Review the material line by line. Identify and copy every line that contains the string "LibreOffice".

═══ Provided records

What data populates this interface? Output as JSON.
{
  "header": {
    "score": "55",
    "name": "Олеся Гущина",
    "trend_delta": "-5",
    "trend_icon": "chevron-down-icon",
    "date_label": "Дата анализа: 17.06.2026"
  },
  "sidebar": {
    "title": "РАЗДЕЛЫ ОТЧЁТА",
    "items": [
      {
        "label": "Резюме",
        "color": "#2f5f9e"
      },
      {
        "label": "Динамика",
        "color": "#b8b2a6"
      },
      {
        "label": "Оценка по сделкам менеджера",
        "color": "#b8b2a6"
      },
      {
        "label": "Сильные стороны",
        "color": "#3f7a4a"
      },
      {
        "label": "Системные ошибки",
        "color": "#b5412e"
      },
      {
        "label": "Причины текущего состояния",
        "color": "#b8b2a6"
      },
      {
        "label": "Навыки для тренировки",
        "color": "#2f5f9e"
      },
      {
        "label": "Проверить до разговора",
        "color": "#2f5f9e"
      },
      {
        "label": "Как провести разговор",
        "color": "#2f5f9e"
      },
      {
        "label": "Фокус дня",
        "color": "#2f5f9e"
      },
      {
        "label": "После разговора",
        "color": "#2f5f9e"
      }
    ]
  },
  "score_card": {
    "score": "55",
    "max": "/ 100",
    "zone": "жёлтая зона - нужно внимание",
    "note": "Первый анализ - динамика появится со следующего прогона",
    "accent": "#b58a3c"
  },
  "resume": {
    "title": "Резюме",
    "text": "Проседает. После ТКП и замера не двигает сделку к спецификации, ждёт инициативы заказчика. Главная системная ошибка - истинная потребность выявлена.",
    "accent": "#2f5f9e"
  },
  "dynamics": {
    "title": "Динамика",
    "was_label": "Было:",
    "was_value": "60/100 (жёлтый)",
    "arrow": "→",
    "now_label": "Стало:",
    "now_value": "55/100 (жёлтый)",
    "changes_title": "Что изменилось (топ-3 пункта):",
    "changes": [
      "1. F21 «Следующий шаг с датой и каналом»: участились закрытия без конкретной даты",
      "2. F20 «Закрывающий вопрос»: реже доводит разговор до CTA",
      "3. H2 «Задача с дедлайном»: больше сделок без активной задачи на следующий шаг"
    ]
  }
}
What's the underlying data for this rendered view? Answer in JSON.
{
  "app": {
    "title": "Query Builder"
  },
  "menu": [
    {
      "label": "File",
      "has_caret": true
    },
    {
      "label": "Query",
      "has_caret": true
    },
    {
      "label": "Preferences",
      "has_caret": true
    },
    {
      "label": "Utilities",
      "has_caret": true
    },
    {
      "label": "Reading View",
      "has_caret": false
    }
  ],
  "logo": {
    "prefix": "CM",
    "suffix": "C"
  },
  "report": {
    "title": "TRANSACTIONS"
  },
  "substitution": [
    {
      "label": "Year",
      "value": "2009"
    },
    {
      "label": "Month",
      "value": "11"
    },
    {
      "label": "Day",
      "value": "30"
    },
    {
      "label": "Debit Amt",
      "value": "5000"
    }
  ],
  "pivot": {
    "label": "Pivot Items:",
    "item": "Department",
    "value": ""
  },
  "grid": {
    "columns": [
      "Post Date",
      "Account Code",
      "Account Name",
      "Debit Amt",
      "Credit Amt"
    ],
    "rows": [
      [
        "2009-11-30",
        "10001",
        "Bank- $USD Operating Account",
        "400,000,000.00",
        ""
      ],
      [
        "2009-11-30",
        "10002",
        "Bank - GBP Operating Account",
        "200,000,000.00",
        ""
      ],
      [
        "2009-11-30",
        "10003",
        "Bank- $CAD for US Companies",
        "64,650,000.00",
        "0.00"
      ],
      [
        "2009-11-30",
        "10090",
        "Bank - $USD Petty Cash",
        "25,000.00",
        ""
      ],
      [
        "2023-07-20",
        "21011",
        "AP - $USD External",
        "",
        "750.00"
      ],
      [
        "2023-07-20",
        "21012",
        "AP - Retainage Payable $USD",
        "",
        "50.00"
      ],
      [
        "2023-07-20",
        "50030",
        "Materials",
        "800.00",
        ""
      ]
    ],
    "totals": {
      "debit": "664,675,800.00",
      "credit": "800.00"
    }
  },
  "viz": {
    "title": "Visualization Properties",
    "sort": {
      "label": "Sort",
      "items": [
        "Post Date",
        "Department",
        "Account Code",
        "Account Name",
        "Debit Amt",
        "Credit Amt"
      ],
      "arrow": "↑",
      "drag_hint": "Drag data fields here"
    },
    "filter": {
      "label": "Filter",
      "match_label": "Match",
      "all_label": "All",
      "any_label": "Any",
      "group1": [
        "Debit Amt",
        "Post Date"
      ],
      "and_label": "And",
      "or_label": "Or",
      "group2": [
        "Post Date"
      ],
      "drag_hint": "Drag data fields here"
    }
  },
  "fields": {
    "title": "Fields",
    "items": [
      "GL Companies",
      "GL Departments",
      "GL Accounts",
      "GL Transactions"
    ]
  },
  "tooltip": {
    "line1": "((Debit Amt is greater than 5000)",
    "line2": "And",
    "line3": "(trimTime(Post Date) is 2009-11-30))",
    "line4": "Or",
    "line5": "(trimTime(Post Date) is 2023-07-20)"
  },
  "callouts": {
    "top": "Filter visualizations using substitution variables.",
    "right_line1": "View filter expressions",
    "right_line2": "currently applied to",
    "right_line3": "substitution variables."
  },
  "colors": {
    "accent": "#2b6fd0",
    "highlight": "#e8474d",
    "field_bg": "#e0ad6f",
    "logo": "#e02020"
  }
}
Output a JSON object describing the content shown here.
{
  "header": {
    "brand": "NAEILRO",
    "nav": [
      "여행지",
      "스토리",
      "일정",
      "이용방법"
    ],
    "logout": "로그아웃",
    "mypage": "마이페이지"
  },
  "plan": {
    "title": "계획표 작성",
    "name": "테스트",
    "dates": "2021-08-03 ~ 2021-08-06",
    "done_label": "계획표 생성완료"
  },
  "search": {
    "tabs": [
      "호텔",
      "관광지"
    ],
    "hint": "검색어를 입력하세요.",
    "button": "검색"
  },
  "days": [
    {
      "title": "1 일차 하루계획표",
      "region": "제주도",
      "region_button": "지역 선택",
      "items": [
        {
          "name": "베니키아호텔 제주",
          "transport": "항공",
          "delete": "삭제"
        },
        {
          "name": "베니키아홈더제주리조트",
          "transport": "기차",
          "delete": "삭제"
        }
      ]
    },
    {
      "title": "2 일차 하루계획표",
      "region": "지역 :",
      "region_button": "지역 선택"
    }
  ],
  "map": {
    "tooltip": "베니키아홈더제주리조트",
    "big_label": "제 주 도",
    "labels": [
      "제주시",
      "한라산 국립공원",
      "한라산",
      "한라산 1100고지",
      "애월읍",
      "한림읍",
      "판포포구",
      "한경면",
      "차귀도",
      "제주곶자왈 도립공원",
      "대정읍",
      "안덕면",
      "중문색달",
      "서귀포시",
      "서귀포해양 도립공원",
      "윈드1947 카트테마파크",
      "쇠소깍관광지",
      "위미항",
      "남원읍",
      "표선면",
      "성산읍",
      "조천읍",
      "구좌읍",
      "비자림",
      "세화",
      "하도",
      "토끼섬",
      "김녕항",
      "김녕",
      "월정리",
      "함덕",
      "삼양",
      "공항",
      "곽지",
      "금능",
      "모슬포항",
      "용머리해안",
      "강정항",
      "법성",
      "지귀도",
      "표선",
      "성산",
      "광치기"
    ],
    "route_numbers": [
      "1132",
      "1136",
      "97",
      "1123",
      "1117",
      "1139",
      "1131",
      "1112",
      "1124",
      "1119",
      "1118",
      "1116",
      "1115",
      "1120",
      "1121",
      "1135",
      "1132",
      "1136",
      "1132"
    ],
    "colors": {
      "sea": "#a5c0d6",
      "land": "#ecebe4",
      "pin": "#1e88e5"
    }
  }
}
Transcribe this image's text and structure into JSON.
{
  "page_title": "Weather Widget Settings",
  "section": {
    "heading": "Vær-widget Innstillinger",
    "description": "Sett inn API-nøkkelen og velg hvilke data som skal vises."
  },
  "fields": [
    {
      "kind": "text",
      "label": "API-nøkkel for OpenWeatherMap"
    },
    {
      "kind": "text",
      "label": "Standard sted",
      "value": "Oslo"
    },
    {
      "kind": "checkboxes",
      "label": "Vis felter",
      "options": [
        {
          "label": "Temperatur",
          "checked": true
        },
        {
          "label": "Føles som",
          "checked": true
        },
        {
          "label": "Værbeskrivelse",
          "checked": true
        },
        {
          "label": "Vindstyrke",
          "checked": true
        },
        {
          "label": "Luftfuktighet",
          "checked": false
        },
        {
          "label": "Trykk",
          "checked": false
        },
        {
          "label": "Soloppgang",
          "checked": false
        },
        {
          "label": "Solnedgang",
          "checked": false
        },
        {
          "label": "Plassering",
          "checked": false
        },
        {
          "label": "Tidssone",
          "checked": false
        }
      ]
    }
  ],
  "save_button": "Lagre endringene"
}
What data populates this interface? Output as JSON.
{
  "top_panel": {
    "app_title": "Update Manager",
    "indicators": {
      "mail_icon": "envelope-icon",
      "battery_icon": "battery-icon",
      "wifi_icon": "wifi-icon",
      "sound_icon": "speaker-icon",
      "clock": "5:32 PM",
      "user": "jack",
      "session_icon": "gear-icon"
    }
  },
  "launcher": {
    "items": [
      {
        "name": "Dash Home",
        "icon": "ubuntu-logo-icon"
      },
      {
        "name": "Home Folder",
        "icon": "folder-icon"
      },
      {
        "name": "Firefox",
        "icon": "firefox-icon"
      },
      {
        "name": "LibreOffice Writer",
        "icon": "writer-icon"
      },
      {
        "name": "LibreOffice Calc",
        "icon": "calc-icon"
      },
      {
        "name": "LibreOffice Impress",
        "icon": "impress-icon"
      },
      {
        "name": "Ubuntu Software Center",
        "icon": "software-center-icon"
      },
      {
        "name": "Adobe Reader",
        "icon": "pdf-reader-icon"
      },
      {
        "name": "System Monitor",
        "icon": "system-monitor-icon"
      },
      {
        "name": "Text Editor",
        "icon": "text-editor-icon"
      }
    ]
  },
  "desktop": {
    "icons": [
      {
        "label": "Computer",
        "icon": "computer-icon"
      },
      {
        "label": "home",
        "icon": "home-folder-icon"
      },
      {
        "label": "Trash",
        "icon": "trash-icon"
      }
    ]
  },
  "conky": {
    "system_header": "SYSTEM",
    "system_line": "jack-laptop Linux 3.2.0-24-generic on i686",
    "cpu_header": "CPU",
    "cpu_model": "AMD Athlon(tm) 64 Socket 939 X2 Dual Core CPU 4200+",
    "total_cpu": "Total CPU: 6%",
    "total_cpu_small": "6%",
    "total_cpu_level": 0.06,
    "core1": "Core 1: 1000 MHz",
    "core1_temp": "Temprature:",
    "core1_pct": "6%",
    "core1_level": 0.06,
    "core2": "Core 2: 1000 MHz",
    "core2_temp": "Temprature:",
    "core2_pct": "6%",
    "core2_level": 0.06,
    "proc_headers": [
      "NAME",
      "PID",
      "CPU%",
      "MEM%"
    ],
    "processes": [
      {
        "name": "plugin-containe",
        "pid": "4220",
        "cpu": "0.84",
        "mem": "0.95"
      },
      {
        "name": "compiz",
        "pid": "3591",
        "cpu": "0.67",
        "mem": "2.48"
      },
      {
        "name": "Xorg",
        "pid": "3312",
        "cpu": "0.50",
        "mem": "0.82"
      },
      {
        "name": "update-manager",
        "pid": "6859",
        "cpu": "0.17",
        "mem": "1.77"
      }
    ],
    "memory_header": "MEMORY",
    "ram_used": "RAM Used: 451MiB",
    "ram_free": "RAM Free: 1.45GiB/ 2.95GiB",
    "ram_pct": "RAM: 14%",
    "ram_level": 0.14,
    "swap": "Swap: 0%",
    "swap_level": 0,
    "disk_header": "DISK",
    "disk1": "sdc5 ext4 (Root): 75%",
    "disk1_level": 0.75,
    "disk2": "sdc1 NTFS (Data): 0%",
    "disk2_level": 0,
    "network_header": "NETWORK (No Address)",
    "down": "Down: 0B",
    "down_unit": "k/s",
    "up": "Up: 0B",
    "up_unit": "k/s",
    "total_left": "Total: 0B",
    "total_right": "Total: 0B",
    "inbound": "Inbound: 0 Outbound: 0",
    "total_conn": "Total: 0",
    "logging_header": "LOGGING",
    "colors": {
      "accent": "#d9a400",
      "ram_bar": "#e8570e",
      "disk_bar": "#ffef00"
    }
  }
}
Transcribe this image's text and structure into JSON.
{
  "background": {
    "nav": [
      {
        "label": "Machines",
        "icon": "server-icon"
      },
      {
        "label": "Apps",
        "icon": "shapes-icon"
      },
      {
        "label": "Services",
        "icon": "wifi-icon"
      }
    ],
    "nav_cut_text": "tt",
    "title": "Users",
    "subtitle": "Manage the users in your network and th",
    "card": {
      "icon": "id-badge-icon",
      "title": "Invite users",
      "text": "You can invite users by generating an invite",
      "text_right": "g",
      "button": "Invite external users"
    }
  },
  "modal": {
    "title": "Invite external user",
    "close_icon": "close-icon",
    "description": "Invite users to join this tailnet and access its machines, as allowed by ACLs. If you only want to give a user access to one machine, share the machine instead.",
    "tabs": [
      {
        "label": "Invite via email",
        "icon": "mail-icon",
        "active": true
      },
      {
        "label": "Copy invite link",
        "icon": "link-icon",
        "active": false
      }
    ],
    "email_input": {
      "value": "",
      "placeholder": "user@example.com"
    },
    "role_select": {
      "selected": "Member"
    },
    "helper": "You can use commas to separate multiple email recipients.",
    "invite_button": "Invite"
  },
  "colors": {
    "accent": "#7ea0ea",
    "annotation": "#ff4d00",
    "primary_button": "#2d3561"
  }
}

══════

[Correct answer]
        "name": "LibreOffice Writer",
        "name": "LibreOffice Calc",
        "name": "LibreOffice Impress",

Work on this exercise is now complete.